Exercise text
"""

CircuitPython 7 adds support for capturing images from "parallel cameras" on select boards, and libraries are available to configure the popular OV7670 and OV2640 cameras.
While not up to standards we’re used to from a current smartphone or laptop, it’s nicely balanced to the capabilities of recent 32-bit microcontrollers.
The Arduino library for OV7670 cameras on the Grand Central M4 has its own dedicated guide.
- Compatible microcontroller board: any ESP32-S2 including Kaluga supported by CircuitPython with enough pins exposed, any RP2040 supported by CircuitPython including Pico and other boards with enough pins, or Grand Central M4
- SPI TFT module
- OV7670 or OV2640 camera module — the board pinout must match exactly
- Two 2.2k resistors, if pull-up resistors are necessary
- Soldering iron and supplies
- Appropriate USB data + power cable
- Prototyping supplies such as breadboards and jumper wires
The Espressif Kaluga v1.3 development kit has all you need (including an OV2640 camera module and 320x240 LCD), and no soldering is required, so it's probably the best way to get started! Be aware that you must use the USB Breakout Cable with this board.

"""

Required actions
1: In the CircuitPython camera text, which development kit is called probably the best way to get started?
2: Please list every item in the parts list of the CircuitPython camera text.
The source data plays no part in this exercise.

Source data:
"""

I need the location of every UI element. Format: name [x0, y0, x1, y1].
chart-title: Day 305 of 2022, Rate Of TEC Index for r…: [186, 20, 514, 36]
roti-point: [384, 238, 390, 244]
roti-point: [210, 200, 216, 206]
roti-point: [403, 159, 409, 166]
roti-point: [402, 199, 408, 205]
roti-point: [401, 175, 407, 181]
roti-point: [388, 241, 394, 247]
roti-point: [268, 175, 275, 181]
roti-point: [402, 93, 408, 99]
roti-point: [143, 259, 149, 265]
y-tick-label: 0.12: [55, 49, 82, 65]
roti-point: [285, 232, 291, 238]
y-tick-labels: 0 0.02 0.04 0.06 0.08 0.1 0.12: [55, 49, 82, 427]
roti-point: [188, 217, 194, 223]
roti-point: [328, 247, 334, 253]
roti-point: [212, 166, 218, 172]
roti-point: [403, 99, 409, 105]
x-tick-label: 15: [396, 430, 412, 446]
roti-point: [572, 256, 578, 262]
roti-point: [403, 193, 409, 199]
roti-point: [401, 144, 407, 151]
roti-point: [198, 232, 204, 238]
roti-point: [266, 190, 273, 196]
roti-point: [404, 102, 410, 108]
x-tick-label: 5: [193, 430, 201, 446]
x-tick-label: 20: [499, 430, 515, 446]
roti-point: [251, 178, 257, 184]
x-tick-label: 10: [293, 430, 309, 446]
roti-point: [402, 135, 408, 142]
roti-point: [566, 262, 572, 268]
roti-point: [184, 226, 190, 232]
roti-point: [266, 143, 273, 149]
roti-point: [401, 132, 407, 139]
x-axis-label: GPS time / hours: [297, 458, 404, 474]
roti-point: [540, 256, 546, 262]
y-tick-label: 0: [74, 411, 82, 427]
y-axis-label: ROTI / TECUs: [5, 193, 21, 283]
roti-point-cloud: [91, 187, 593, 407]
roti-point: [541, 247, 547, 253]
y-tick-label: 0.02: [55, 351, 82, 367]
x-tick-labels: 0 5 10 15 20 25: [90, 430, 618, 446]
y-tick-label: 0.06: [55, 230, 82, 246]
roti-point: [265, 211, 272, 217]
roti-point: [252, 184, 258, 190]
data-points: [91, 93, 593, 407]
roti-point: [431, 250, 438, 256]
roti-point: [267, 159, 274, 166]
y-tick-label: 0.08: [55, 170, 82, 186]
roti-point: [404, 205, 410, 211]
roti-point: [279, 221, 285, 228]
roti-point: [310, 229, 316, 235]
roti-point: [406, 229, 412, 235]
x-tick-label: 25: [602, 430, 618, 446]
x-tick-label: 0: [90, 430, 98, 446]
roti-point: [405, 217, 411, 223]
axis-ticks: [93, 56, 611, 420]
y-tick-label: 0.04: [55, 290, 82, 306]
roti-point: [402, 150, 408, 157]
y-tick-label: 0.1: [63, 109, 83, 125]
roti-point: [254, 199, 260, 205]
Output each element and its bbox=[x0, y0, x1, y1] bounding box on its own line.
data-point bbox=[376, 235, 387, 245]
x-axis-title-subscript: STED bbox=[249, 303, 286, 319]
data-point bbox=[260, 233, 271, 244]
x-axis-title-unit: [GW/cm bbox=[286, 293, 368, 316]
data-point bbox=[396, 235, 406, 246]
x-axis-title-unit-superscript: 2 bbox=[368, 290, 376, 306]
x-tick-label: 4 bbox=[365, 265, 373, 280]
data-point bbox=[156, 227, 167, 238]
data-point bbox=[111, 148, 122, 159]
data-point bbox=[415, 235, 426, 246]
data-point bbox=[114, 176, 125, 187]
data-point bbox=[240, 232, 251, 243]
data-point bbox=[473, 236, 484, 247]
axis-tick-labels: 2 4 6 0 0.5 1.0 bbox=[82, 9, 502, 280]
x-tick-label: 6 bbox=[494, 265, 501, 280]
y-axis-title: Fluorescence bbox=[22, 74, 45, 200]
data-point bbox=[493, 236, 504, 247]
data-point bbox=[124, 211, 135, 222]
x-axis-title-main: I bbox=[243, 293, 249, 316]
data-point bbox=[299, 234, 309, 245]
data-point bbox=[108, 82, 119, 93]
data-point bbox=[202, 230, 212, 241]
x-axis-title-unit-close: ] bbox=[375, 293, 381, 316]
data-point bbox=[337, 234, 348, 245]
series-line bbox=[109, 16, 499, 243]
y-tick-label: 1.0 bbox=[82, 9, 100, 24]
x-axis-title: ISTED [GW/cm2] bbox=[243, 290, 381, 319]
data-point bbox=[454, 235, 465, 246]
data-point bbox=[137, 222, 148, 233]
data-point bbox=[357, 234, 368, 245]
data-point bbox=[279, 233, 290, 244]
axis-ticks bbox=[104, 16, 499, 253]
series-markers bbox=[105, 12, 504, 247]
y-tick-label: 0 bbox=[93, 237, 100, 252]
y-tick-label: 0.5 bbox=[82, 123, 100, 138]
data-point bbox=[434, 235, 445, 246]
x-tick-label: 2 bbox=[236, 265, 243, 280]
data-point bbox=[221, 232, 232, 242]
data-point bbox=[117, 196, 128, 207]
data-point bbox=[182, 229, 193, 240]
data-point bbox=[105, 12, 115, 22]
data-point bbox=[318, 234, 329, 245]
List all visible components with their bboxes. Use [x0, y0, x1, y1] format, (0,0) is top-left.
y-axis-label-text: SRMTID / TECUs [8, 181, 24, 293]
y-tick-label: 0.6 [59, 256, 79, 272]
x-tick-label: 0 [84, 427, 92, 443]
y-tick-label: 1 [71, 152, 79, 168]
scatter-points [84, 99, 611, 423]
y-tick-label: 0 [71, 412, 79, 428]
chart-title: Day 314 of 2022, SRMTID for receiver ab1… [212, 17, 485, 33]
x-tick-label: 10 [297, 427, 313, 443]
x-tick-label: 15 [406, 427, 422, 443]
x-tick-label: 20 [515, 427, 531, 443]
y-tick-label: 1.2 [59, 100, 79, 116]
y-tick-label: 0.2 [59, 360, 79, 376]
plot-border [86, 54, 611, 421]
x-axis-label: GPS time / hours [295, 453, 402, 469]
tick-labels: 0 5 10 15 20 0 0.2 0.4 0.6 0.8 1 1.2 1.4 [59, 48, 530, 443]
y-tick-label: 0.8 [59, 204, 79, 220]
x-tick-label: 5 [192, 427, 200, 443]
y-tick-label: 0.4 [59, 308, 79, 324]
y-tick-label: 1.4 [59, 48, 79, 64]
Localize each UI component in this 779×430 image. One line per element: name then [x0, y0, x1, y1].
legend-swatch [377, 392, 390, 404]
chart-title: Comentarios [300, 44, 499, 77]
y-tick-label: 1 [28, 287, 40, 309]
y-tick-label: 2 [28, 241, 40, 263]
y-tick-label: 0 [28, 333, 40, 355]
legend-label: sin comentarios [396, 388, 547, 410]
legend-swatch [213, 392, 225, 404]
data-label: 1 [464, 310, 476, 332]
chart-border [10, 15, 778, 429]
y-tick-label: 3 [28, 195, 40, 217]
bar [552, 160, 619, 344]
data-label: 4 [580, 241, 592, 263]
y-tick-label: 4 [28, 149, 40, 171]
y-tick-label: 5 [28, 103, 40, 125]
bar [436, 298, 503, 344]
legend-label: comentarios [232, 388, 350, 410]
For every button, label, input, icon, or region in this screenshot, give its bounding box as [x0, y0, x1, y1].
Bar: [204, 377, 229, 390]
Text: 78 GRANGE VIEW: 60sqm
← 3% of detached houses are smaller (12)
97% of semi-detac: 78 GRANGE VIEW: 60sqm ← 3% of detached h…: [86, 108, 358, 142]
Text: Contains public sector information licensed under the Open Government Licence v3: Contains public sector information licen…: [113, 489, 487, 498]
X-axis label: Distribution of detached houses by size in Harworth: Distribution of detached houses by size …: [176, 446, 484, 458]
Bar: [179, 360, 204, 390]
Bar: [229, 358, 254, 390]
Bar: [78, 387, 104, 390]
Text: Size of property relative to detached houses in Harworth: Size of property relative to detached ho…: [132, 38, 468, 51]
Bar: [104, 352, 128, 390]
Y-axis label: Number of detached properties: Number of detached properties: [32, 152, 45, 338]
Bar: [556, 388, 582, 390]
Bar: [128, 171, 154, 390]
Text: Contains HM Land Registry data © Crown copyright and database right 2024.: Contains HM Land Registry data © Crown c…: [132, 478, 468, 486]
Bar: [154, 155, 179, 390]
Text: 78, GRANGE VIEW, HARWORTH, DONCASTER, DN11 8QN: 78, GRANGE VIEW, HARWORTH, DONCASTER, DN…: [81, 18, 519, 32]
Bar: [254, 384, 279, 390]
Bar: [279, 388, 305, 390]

"""

Results of the tasks
1: The Espressif Kaluga v1.3 development kit.

2:
- Compatible microcontroller board: any ESP32-S2 including Kaluga supported by CircuitPython with enough pins exposed, any RP2040 supported by CircuitPython including Pico and other boards with enough pins, or Grand Central M4
- SPI TFT module
- OV7670 or OV2640 camera module (the board pinout must match exactly)
- Two 2.2k resistors, if pull-up resistors are necessary
- Soldering iron and supplies
- Appropriate USB data + power cable
- Prototyping supplies such as breadboards and jumper wires